* SUPPLIED TEXT:
______
Rafiei was born in Iran and left with her family, settling in San Jose in 1983. She is the former executive director of the Orange County Democratic Party and runs Progressive Solutions Consulting, a political firm that worked on previous or current campaigns for Los Angeles City Councilman Kevin de León, state Sen. Lena Gonzalez, Irvine Mayor Farrah Khan and many others.
In Anaheim, she conducted work for Sidhu's political rival, Democrat Ashleigh Aitken, who lost a bitterly contested race for mayor in 2018 by 478 votes. Aitken, a former federal prosecutor, said she learned in February about Rafiei's role in the FBI investigation and terminated her services. "I have very strong feelings about honesty and transparency,” said Aitken, who is again running for mayor.
Rafiei declined to comment Monday and referred The Times to her attorney, Reuben Cahn. He said he could not comment because “there’s an ongoing investigation. There are potential jury trials out there for Mr. Ament and others.”
Rafiei's biography page on the California Democratic Party website, which had lauded her for helping “get dirty money out of our state party,” was taken down Monday.
______
* EXTRACTED INFORMATION:

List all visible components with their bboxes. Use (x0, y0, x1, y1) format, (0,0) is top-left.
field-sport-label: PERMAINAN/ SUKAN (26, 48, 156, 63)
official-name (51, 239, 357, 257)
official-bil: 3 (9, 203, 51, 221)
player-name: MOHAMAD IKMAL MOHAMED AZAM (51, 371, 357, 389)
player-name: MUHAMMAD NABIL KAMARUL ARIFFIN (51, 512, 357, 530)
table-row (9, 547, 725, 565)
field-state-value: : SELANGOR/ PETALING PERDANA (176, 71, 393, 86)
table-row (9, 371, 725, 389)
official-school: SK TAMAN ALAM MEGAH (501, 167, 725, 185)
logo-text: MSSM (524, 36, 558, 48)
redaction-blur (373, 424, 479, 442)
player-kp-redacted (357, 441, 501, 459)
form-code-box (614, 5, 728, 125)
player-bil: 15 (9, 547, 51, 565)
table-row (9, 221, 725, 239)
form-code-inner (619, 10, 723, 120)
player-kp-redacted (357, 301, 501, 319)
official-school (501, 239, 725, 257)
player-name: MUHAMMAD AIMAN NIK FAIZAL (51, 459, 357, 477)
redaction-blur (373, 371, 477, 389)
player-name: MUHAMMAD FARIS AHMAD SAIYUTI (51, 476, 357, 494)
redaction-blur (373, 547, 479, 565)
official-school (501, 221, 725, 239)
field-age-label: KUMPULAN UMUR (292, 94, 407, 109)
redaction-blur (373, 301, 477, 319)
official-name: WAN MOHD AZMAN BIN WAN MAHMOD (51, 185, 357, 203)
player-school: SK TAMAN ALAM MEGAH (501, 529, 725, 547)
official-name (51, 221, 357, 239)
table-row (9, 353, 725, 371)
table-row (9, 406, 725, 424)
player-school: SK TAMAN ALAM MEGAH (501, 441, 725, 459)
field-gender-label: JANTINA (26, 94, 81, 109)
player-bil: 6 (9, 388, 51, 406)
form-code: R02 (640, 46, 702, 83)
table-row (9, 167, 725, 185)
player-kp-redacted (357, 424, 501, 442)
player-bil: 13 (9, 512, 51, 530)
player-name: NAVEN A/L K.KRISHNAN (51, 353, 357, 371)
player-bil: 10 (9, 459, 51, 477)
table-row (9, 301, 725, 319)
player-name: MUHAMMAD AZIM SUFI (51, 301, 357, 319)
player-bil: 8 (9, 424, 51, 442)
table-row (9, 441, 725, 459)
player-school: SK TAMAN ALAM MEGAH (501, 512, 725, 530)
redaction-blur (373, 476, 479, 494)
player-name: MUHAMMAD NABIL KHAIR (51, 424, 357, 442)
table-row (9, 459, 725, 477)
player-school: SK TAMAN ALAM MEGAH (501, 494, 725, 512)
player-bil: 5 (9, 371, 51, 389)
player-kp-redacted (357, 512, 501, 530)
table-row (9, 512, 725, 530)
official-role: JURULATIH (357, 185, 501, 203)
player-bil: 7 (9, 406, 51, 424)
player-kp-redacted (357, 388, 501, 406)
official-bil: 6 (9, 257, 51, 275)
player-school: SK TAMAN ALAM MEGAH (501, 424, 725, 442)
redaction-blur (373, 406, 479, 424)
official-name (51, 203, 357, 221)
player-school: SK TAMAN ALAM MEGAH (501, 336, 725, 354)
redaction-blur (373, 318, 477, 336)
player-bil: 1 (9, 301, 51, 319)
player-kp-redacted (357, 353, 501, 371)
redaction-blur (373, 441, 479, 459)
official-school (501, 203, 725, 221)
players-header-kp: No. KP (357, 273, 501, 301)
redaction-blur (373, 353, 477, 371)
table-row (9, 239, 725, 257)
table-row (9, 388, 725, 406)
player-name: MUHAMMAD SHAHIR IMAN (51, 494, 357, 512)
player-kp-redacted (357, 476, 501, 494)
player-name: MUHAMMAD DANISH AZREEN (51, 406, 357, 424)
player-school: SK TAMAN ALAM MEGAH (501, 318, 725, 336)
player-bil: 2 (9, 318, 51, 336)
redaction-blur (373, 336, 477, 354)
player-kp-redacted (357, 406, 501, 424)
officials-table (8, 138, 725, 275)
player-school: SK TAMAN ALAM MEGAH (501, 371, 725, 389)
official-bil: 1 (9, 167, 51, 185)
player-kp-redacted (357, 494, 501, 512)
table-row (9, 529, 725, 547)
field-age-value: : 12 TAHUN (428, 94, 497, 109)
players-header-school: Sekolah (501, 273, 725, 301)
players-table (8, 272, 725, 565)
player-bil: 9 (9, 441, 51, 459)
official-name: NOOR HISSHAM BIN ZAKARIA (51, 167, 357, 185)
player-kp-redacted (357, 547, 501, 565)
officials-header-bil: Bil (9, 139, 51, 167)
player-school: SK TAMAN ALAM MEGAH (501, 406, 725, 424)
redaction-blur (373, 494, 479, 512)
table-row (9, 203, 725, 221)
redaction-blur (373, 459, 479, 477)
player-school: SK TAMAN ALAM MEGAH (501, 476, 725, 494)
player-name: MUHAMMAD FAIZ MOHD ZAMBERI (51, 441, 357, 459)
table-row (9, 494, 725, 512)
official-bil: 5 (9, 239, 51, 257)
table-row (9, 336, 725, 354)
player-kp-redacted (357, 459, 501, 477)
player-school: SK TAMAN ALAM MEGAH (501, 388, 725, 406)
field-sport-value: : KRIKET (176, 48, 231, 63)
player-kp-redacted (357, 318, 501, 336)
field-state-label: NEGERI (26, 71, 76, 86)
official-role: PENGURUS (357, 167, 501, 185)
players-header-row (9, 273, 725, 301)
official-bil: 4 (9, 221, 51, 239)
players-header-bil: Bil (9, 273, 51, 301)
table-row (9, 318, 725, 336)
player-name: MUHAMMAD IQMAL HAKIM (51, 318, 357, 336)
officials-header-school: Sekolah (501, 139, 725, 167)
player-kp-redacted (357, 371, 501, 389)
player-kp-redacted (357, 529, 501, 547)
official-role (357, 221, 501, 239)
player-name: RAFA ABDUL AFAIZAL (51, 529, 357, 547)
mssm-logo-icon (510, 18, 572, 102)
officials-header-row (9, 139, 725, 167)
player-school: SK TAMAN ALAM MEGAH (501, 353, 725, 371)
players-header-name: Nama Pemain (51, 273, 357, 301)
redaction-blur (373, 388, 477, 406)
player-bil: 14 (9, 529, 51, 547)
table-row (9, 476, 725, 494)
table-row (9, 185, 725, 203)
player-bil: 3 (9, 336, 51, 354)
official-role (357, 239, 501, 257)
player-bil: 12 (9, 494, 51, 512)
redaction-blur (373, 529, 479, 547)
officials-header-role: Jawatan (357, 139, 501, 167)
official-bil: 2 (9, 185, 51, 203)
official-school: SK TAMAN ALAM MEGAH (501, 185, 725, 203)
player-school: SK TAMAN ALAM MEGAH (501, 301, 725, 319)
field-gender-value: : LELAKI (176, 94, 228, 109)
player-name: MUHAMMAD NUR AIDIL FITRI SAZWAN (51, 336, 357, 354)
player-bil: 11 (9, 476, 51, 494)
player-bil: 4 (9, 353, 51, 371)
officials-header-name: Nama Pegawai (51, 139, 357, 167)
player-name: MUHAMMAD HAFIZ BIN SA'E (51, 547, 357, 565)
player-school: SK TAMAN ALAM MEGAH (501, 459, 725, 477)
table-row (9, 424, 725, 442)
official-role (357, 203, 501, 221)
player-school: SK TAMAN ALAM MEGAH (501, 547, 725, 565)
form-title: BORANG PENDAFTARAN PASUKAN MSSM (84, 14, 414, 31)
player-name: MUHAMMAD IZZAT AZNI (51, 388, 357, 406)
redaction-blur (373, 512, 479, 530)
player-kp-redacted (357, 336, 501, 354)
______
* ACTION ITEM: Please copy everything from "Rafiei declined to" down to "taken down Monday." in the passage about Rafiei above, word for word.

* TASK RESPONSE:
Rafiei declined to comment Monday and referred The Times to her attorney, Reuben Cahn. He said he could not comment because “there’s an ongoing investigation. There are potential jury trials out there for Mr. Ament and others.”
Rafiei's biography page on the California Democratic Party website, which had lauded her for helping “get dirty money out of our state party,” was taken down Monday.